Aim - Set down the records once more, please, exactly and with the pictures left out.

* BEGIN Task material *

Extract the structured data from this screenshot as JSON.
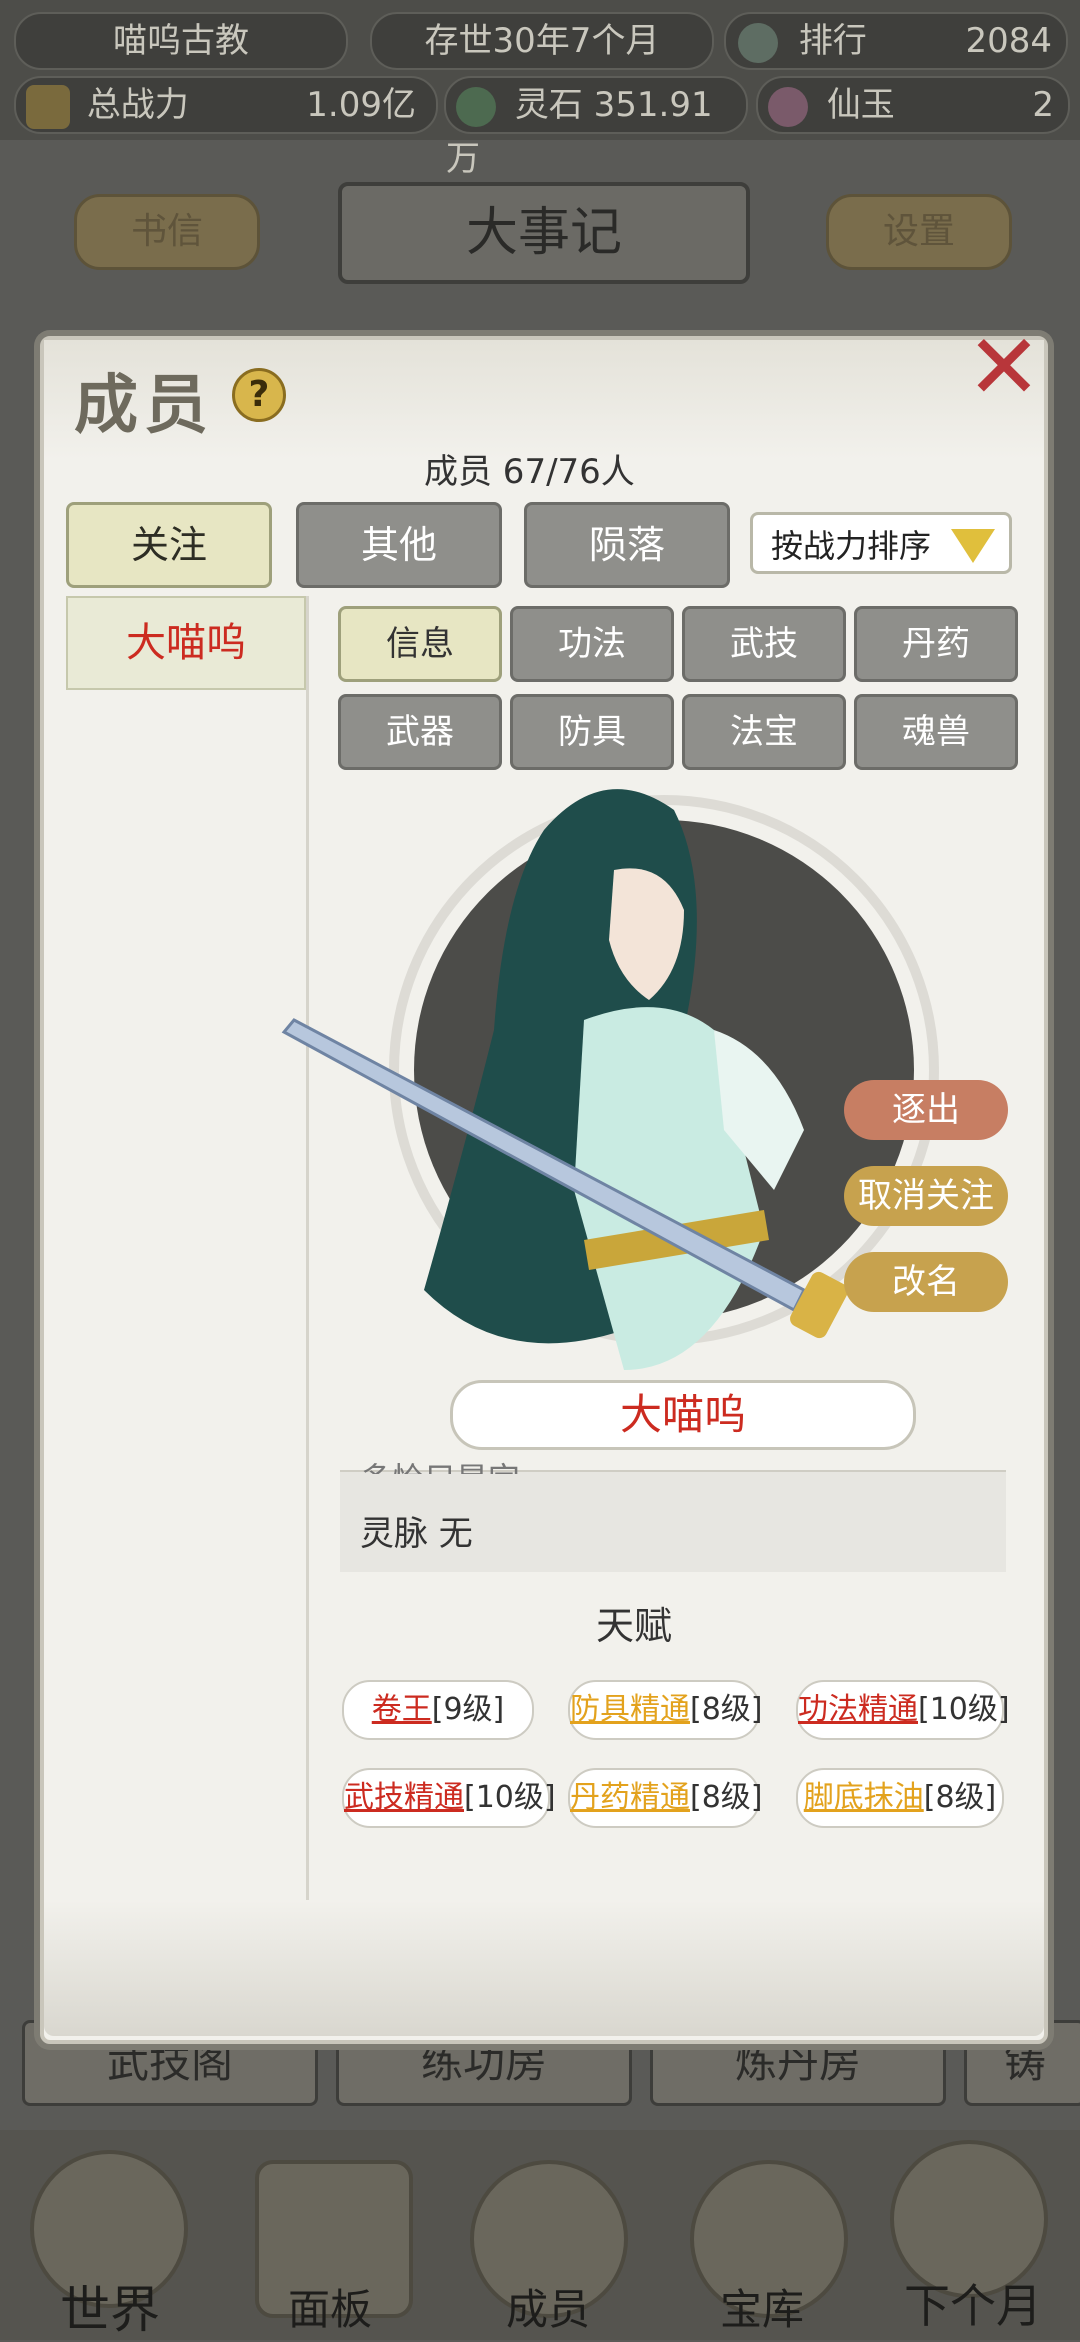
{
  "topbar": {
    "sect_name": "喵呜古教",
    "age": "存世30年7个月",
    "rank_label": "排行",
    "rank_value": "2084",
    "power_label": "总战力",
    "power_value": "1.09亿",
    "spirit_stone": "灵石 351.91万",
    "jade_label": "仙玉",
    "jade_value": "2"
  },
  "header": {
    "letters_button": "书信",
    "title": "大事记",
    "settings_button": "设置"
  },
  "modal": {
    "title": "成员",
    "member_count": "成员  67/76人",
    "tabs": [
      "关注",
      "其他",
      "陨落"
    ],
    "sort_label": "按战力排序",
    "list": [
      "大喵呜"
    ],
    "subtabs": [
      "信息",
      "功法",
      "武技",
      "丹药",
      "武器",
      "防具",
      "法宝",
      "魂兽"
    ],
    "actions": {
      "expel": "逐出",
      "unfollow": "取消关注",
      "rename": "改名"
    },
    "member_name": "大喵呜",
    "partial_row": "多恰只是完",
    "spirit_vein": "灵脉 无",
    "talent_title": "天赋",
    "talents": [
      {
        "name": "卷王",
        "level": "[9级]",
        "color": "#cc2b20"
      },
      {
        "name": "防具精通",
        "level": "[8级]",
        "color": "#e3a21d"
      },
      {
        "name": "功法精通",
        "level": "[10级]",
        "color": "#cc2b20"
      },
      {
        "name": "武技精通",
        "level": "[10级]",
        "color": "#cc2b20"
      },
      {
        "name": "丹药精通",
        "level": "[8级]",
        "color": "#e3a21d"
      },
      {
        "name": "脚底抹油",
        "level": "[8级]",
        "color": "#e3a21d"
      }
    ]
  },
  "buildings": [
    "武技阁",
    "练功房",
    "炼丹房",
    "铸"
  ],
  "bottom_nav": [
    "世界",
    "面板",
    "成员",
    "宝库",
    "下个月"
  ]
}
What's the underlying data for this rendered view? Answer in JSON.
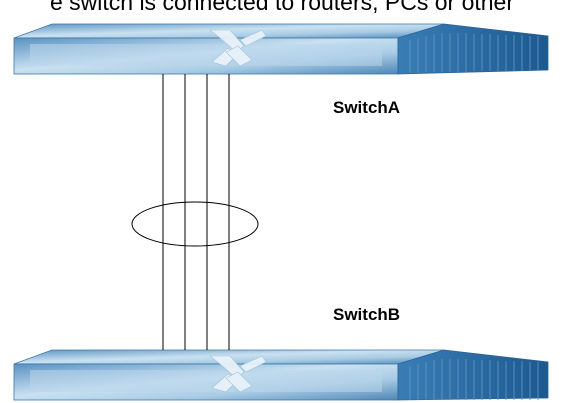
{
  "caption_fragment": "e switch is connected to routers, PCs or other",
  "switches": [
    {
      "label": "SwitchA"
    },
    {
      "label": "SwitchB"
    }
  ],
  "links": {
    "count": 4
  },
  "colors": {
    "switch_top_light": "#cfe4f2",
    "switch_top_mid": "#8fbbd9",
    "switch_top_dark": "#4f88b6",
    "switch_side": "#2e6fa8",
    "switch_side_dark": "#1d5a91",
    "line": "#000000"
  }
}
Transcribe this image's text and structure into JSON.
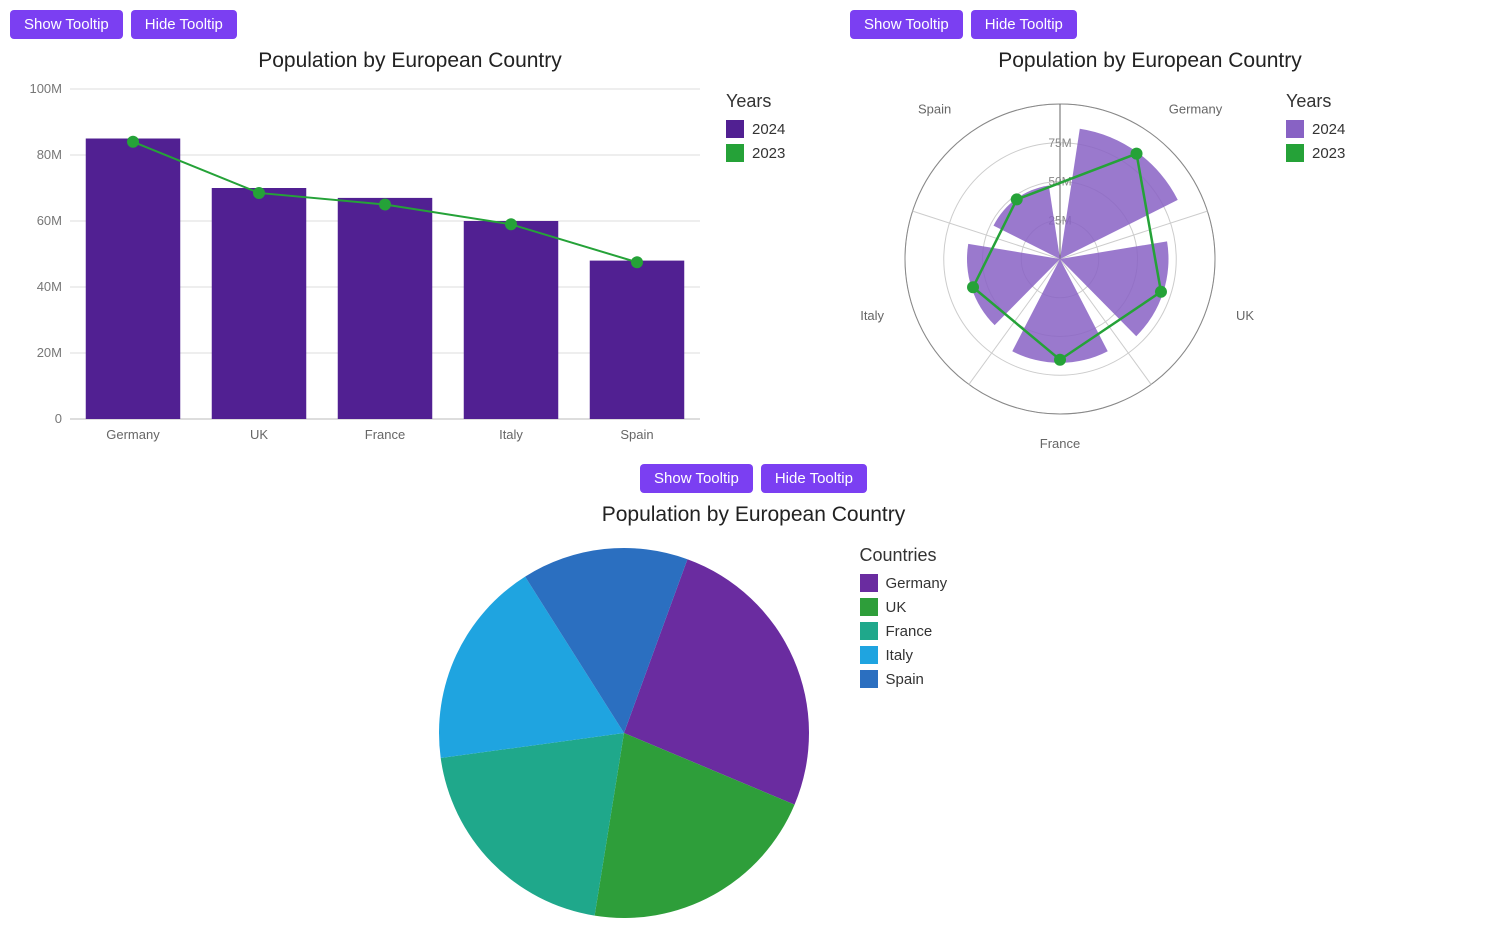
{
  "buttons": {
    "show": "Show Tooltip",
    "hide": "Hide Tooltip"
  },
  "chart_data": [
    {
      "id": "bar",
      "type": "bar",
      "title": "Population by European Country",
      "categories": [
        "Germany",
        "UK",
        "France",
        "Italy",
        "Spain"
      ],
      "ylim": [
        0,
        100000000
      ],
      "yticks": [
        0,
        20000000,
        40000000,
        60000000,
        80000000,
        100000000
      ],
      "ytick_labels": [
        "0",
        "20M",
        "40M",
        "60M",
        "80M",
        "100M"
      ],
      "legend_title": "Years",
      "series": [
        {
          "name": "2024",
          "type": "column",
          "color": "#512092",
          "values": [
            85000000,
            70000000,
            67000000,
            60000000,
            48000000
          ]
        },
        {
          "name": "2023",
          "type": "line",
          "color": "#25a238",
          "values": [
            84000000,
            68500000,
            65000000,
            59000000,
            47500000
          ]
        }
      ]
    },
    {
      "id": "polar",
      "type": "polar",
      "title": "Population by European Country",
      "categories": [
        "Germany",
        "UK",
        "France",
        "Italy",
        "Spain"
      ],
      "rlim": [
        0,
        100000000
      ],
      "rticks": [
        25000000,
        50000000,
        75000000
      ],
      "rtick_labels": [
        "25M",
        "50M",
        "75M"
      ],
      "legend_title": "Years",
      "series": [
        {
          "name": "2024",
          "type": "column",
          "color": "#8862c4",
          "values": [
            85000000,
            70000000,
            67000000,
            60000000,
            48000000
          ]
        },
        {
          "name": "2023",
          "type": "line",
          "color": "#25a238",
          "values": [
            84000000,
            68500000,
            65000000,
            59000000,
            47500000
          ]
        }
      ]
    },
    {
      "id": "pie",
      "type": "pie",
      "title": "Population by European Country",
      "legend_title": "Countries",
      "categories": [
        "Germany",
        "UK",
        "France",
        "Italy",
        "Spain"
      ],
      "values": [
        85000000,
        70000000,
        67000000,
        60000000,
        48000000
      ],
      "colors": [
        "#6a2ca0",
        "#2e9e3a",
        "#1fa88b",
        "#1fa4e0",
        "#2b6fc0"
      ]
    }
  ]
}
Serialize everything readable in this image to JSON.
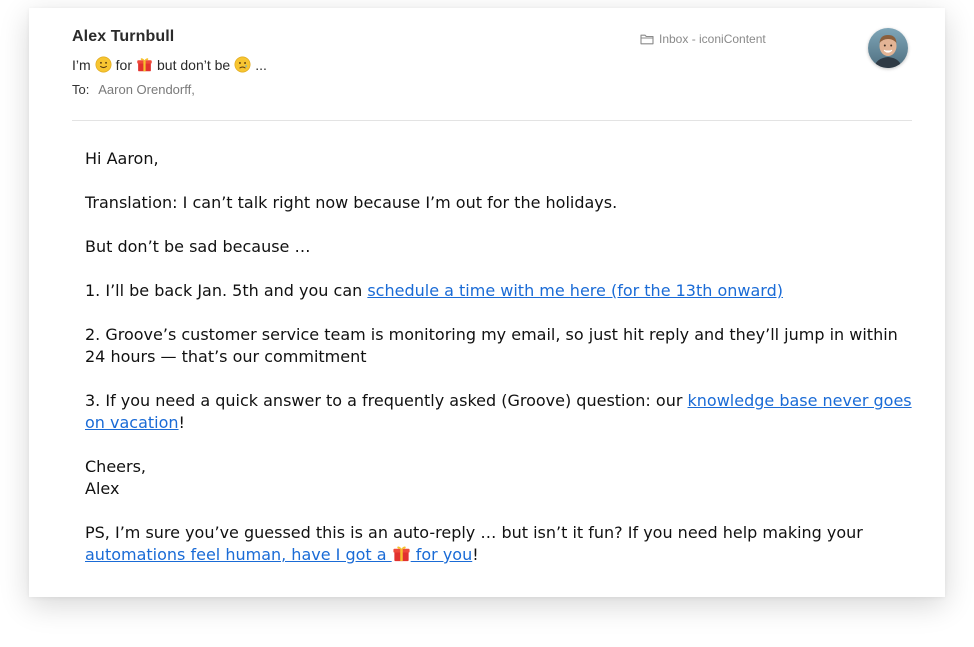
{
  "email": {
    "sender": "Alex Turnbull",
    "subject": {
      "prefix": "I’m",
      "emoji1": "slightly-smiling-face",
      "middle": "for",
      "emoji2": "wrapped-gift",
      "text2": "but don’t be",
      "emoji3": "crying-face",
      "suffix": "..."
    },
    "to_label": "To:",
    "to_value": "Aaron Orendorff,",
    "mailbox": "Inbox - iconiContent",
    "mailbox_icon": "folder-icon",
    "avatar_alt": "Alex Turnbull avatar"
  },
  "body": {
    "greeting": "Hi Aaron,",
    "translation": "Translation: I can’t talk right now because I’m out for the holidays.",
    "but": "But don’t be sad because …",
    "item1_text": "1. I’ll be back Jan. 5th and you can ",
    "item1_link": "schedule a time with me here (for the 13th onward)",
    "item2_text": "2. Groove’s customer service team is monitoring my email, so just hit reply and they’ll jump in within 24 hours — that’s our commitment",
    "item3_text": "3. If you need a quick answer to a frequently asked (Groove) question: our ",
    "item3_link": "knowledge base never goes on vacation",
    "item3_end": "!",
    "signoff": "Cheers,",
    "signature": "Alex",
    "ps_text": "PS, I’m sure you’ve guessed this is an auto-reply … but isn’t it fun? If you need help making your ",
    "ps_link_before": "automations feel human, have I got a ",
    "ps_link_after": " for you",
    "ps_end": "!"
  },
  "colors": {
    "link": "#1a6bd6",
    "text": "#111111",
    "muted": "#7a7a7a"
  }
}
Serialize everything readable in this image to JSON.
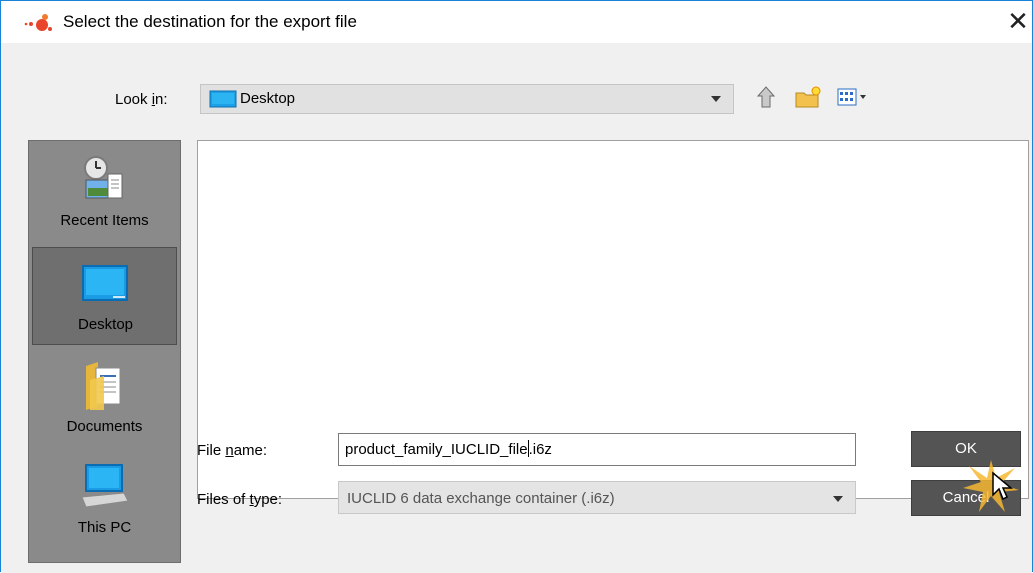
{
  "dialog": {
    "title": "Select the destination for the export file",
    "close_glyph": "✕"
  },
  "lookin": {
    "label_pre": "Look ",
    "label_mnemonic": "i",
    "label_post": "n:",
    "value": "Desktop"
  },
  "toolbar": {
    "up_icon": "up-one-level-icon",
    "new_folder_icon": "new-folder-icon",
    "view_icon": "view-menu-icon"
  },
  "places": [
    {
      "label": "Recent Items",
      "icon": "recent-items-icon",
      "selected": false
    },
    {
      "label": "Desktop",
      "icon": "desktop-icon",
      "selected": true
    },
    {
      "label": "Documents",
      "icon": "documents-icon",
      "selected": false
    },
    {
      "label": "This PC",
      "icon": "this-pc-icon",
      "selected": false
    }
  ],
  "filename": {
    "label_pre": "File ",
    "label_mnemonic": "n",
    "label_post": "ame:",
    "value_before_caret": "product_family_IUCLID_file",
    "value_after_caret": ".i6z"
  },
  "filetype": {
    "label_pre": "Files of ",
    "label_mnemonic": "t",
    "label_post": "ype:",
    "value": "IUCLID 6 data exchange container (.i6z)"
  },
  "buttons": {
    "ok": "OK",
    "cancel": "Cancel"
  },
  "colors": {
    "accent_border": "#1883d7",
    "button_bg": "#545454",
    "places_bg": "#8a8a8a"
  }
}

* END Task material *

Answer to this problem -
Extract the structured data from this screenshot as JSON.
{
  "topbar": {
    "sect_name": "喵呜古教",
    "age": "存世30年7个月",
    "rank_label": "排行",
    "rank_value": "2084",
    "power_label": "总战力",
    "power_value": "1.09亿",
    "spirit_stone": "灵石 351.91万",
    "jade_label": "仙玉",
    "jade_value": "2"
  },
  "header": {
    "letters_button": "书信",
    "title": "大事记",
    "settings_button": "设置"
  },
  "modal": {
    "title": "成员",
    "member_count": "成员  67/76人",
    "tabs": [
      "关注",
      "其他",
      "陨落"
    ],
    "sort_label": "按战力排序",
    "list": [
      "大喵呜"
    ],
    "subtabs": [
      "信息",
      "功法",
      "武技",
      "丹药",
      "武器",
      "防具",
      "法宝",
      "魂兽"
    ],
    "actions": {
      "expel": "逐出",
      "unfollow": "取消关注",
      "rename": "改名"
    },
    "member_name": "大喵呜",
    "partial_row": "多恰只是完",
    "spirit_vein": "灵脉 无",
    "talent_title": "天赋",
    "talents": [
      {
        "name": "卷王",
        "level": "[9级]",
        "color": "#cc2b20"
      },
      {
        "name": "防具精通",
        "level": "[8级]",
        "color": "#e3a21d"
      },
      {
        "name": "功法精通",
        "level": "[10级]",
        "color": "#cc2b20"
      },
      {
        "name": "武技精通",
        "level": "[10级]",
        "color": "#cc2b20"
      },
      {
        "name": "丹药精通",
        "level": "[8级]",
        "color": "#e3a21d"
      },
      {
        "name": "脚底抹油",
        "level": "[8级]",
        "color": "#e3a21d"
      }
    ]
  },
  "buildings": [
    "武技阁",
    "练功房",
    "炼丹房",
    "铸"
  ],
  "bottom_nav": [
    "世界",
    "面板",
    "成员",
    "宝库",
    "下个月"
  ]
}
What's the underlying data for this rendered view? Answer in JSON.
{
  "caption_fragment": "e switch is connected to routers, PCs or other",
  "switches": [
    {
      "label": "SwitchA"
    },
    {
      "label": "SwitchB"
    }
  ],
  "links": {
    "count": 4
  },
  "colors": {
    "switch_top_light": "#cfe4f2",
    "switch_top_mid": "#8fbbd9",
    "switch_top_dark": "#4f88b6",
    "switch_side": "#2e6fa8",
    "switch_side_dark": "#1d5a91",
    "line": "#000000"
  }
}
Transcribe this image's text and structure into JSON.
{
  "buttons": {
    "show": "Show Tooltip",
    "hide": "Hide Tooltip"
  },
  "chart_data": [
    {
      "id": "bar",
      "type": "bar",
      "title": "Population by European Country",
      "categories": [
        "Germany",
        "UK",
        "France",
        "Italy",
        "Spain"
      ],
      "ylim": [
        0,
        100000000
      ],
      "yticks": [
        0,
        20000000,
        40000000,
        60000000,
        80000000,
        100000000
      ],
      "ytick_labels": [
        "0",
        "20M",
        "40M",
        "60M",
        "80M",
        "100M"
      ],
      "legend_title": "Years",
      "series": [
        {
          "name": "2024",
          "type": "column",
          "color": "#512092",
          "values": [
            85000000,
            70000000,
            67000000,
            60000000,
            48000000
          ]
        },
        {
          "name": "2023",
          "type": "line",
          "color": "#25a238",
          "values": [
            84000000,
            68500000,
            65000000,
            59000000,
            47500000
          ]
        }
      ]
    },
    {
      "id": "polar",
      "type": "polar",
      "title": "Population by European Country",
      "categories": [
        "Germany",
        "UK",
        "France",
        "Italy",
        "Spain"
      ],
      "rlim": [
        0,
        100000000
      ],
      "rticks": [
        25000000,
        50000000,
        75000000
      ],
      "rtick_labels": [
        "25M",
        "50M",
        "75M"
      ],
      "legend_title": "Years",
      "series": [
        {
          "name": "2024",
          "type": "column",
          "color": "#8862c4",
          "values": [
            85000000,
            70000000,
            67000000,
            60000000,
            48000000
          ]
        },
        {
          "name": "2023",
          "type": "line",
          "color": "#25a238",
          "values": [
            84000000,
            68500000,
            65000000,
            59000000,
            47500000
          ]
        }
      ]
    },
    {
      "id": "pie",
      "type": "pie",
      "title": "Population by European Country",
      "legend_title": "Countries",
      "categories": [
        "Germany",
        "UK",
        "France",
        "Italy",
        "Spain"
      ],
      "values": [
        85000000,
        70000000,
        67000000,
        60000000,
        48000000
      ],
      "colors": [
        "#6a2ca0",
        "#2e9e3a",
        "#1fa88b",
        "#1fa4e0",
        "#2b6fc0"
      ]
    }
  ]
}
Serialize everything readable in this image to JSON.
{
  "email": {
    "sender": "Alex Turnbull",
    "subject": {
      "prefix": "I’m",
      "emoji1": "slightly-smiling-face",
      "middle": "for",
      "emoji2": "wrapped-gift",
      "text2": "but don’t be",
      "emoji3": "crying-face",
      "suffix": "..."
    },
    "to_label": "To:",
    "to_value": "Aaron Orendorff,",
    "mailbox": "Inbox - iconiContent",
    "mailbox_icon": "folder-icon",
    "avatar_alt": "Alex Turnbull avatar"
  },
  "body": {
    "greeting": "Hi Aaron,",
    "translation": "Translation: I can’t talk right now because I’m out for the holidays.",
    "but": "But don’t be sad because …",
    "item1_text": "1. I’ll be back Jan. 5th and you can ",
    "item1_link": "schedule a time with me here (for the 13th onward)",
    "item2_text": "2. Groove’s customer service team is monitoring my email, so just hit reply and they’ll jump in within 24 hours — that’s our commitment",
    "item3_text": "3. If you need a quick answer to a frequently asked (Groove) question: our ",
    "item3_link": "knowledge base never goes on vacation",
    "item3_end": "!",
    "signoff": "Cheers,",
    "signature": "Alex",
    "ps_text": "PS, I’m sure you’ve guessed this is an auto-reply … but isn’t it fun? If you need help making your ",
    "ps_link_before": "automations feel human, have I got a ",
    "ps_link_after": " for you",
    "ps_end": "!"
  },
  "colors": {
    "link": "#1a6bd6",
    "text": "#111111",
    "muted": "#7a7a7a"
  }
}
Serialize everything readable in this image to JSON.
{
  "dialog": {
    "title": "Select the destination for the export file",
    "close_glyph": "✕"
  },
  "lookin": {
    "label_pre": "Look ",
    "label_mnemonic": "i",
    "label_post": "n:",
    "value": "Desktop"
  },
  "toolbar": {
    "up_icon": "up-one-level-icon",
    "new_folder_icon": "new-folder-icon",
    "view_icon": "view-menu-icon"
  },
  "places": [
    {
      "label": "Recent Items",
      "icon": "recent-items-icon",
      "selected": false
    },
    {
      "label": "Desktop",
      "icon": "desktop-icon",
      "selected": true
    },
    {
      "label": "Documents",
      "icon": "documents-icon",
      "selected": false
    },
    {
      "label": "This PC",
      "icon": "this-pc-icon",
      "selected": false
    }
  ],
  "filename": {
    "label_pre": "File ",
    "label_mnemonic": "n",
    "label_post": "ame:",
    "value_before_caret": "product_family_IUCLID_file",
    "value_after_caret": ".i6z"
  },
  "filetype": {
    "label_pre": "Files of ",
    "label_mnemonic": "t",
    "label_post": "ype:",
    "value": "IUCLID 6 data exchange container (.i6z)"
  },
  "buttons": {
    "ok": "OK",
    "cancel": "Cancel"
  },
  "colors": {
    "accent_border": "#1883d7",
    "button_bg": "#545454",
    "places_bg": "#8a8a8a"
  }
}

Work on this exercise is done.